Start of DATA IN THIS EXERCISE

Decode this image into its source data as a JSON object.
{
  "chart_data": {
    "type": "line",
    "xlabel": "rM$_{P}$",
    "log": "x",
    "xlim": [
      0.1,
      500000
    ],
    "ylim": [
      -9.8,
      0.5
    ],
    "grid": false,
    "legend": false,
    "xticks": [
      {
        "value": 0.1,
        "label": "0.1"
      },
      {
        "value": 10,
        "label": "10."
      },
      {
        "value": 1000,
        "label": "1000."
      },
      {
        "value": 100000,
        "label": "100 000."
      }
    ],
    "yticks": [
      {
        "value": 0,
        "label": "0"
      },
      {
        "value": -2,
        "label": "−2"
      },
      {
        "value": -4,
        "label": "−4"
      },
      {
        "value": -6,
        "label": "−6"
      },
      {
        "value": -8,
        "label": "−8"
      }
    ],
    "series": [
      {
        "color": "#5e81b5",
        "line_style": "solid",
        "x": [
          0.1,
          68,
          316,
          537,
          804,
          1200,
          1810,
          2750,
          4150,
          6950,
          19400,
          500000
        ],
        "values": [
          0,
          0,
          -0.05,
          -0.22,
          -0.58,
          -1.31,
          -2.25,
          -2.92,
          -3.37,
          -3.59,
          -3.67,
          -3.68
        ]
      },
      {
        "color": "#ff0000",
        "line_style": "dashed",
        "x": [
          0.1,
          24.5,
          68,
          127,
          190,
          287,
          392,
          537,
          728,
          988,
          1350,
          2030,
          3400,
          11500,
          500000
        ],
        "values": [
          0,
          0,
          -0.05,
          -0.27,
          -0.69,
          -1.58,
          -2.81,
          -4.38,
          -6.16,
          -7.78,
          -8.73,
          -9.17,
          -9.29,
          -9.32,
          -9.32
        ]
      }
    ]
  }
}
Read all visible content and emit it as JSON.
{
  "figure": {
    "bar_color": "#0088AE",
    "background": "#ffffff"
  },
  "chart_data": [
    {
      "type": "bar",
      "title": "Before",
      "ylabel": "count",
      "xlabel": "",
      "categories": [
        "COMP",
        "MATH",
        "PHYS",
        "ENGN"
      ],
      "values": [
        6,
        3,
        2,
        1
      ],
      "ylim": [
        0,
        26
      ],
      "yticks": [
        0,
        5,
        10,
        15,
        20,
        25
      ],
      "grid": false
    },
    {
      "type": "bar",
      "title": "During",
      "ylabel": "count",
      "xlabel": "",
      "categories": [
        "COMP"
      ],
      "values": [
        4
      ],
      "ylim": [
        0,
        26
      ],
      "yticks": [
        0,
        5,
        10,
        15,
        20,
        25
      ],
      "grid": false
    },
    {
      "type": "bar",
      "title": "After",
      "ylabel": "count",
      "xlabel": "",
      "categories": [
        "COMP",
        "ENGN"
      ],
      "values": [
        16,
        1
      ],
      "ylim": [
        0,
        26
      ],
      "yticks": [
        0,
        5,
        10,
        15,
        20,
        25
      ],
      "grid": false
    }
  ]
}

End of DATA IN THIS EXERCISE

WHAT TO WORK ON ->
Count the lines of these entries that hold the string "JSON", and give only that number.

SOLUTION ->
2